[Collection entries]
:::

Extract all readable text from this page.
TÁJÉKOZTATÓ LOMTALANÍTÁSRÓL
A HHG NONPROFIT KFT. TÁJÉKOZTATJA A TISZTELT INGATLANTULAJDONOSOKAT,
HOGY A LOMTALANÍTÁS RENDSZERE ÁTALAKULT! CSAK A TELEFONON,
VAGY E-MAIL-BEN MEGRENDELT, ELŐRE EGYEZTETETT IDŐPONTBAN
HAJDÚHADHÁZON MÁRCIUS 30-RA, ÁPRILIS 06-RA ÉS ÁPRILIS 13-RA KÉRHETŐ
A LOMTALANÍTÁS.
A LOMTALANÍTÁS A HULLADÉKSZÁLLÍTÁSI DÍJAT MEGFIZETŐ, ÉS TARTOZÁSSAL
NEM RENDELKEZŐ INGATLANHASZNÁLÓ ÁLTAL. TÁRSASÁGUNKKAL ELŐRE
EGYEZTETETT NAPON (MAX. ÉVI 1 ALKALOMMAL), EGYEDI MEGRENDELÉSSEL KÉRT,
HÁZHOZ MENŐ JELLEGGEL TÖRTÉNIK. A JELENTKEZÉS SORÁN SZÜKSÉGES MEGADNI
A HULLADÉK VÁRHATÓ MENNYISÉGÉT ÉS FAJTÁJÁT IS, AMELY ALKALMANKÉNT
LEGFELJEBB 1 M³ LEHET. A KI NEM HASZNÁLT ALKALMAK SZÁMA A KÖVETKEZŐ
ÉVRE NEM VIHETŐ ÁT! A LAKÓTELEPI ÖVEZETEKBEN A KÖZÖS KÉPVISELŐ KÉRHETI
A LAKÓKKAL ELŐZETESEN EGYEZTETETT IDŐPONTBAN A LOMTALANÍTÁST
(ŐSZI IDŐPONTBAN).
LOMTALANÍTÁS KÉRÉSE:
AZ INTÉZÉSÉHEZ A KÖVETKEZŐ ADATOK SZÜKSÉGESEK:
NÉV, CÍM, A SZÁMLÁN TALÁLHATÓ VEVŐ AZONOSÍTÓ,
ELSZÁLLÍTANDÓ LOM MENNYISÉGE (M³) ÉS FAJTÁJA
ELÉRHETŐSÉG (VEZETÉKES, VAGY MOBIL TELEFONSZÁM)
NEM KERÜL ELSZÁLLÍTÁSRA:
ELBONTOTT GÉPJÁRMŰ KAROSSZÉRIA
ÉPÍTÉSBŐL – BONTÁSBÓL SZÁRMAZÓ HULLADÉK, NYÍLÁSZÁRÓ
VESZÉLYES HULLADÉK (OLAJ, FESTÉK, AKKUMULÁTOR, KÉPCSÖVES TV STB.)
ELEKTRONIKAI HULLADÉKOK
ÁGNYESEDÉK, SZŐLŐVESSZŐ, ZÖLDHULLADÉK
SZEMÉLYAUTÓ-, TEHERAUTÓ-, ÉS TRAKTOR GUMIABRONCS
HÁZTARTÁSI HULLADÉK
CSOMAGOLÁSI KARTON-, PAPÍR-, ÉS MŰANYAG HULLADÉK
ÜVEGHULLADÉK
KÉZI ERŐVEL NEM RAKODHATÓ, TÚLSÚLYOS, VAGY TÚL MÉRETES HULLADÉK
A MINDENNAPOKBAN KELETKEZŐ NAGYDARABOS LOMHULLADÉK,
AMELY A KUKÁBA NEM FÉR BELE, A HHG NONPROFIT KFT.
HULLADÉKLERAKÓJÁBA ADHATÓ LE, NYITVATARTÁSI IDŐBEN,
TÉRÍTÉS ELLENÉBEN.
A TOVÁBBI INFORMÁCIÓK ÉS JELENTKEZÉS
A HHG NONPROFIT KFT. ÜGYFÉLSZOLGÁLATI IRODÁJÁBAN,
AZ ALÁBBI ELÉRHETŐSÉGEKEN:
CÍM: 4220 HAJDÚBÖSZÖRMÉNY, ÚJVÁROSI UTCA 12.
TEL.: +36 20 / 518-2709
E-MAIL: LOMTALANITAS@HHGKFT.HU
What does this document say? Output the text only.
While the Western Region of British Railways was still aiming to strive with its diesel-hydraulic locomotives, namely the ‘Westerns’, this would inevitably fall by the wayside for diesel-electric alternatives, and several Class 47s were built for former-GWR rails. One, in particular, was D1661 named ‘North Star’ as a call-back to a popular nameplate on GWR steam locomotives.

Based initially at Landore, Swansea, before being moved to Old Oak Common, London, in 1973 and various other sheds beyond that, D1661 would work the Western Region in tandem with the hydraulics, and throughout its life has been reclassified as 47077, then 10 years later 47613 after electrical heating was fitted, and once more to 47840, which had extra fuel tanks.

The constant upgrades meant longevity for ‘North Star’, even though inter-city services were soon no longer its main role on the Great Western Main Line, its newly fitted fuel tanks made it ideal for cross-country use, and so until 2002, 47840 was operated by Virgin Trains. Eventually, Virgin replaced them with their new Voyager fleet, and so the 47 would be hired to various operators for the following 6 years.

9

:::

■ AIM OF THE TASK:
Answer with one number: how many lines of the entries above include the word "EGYEZTETETT".

■ FINAL ANSWER:
3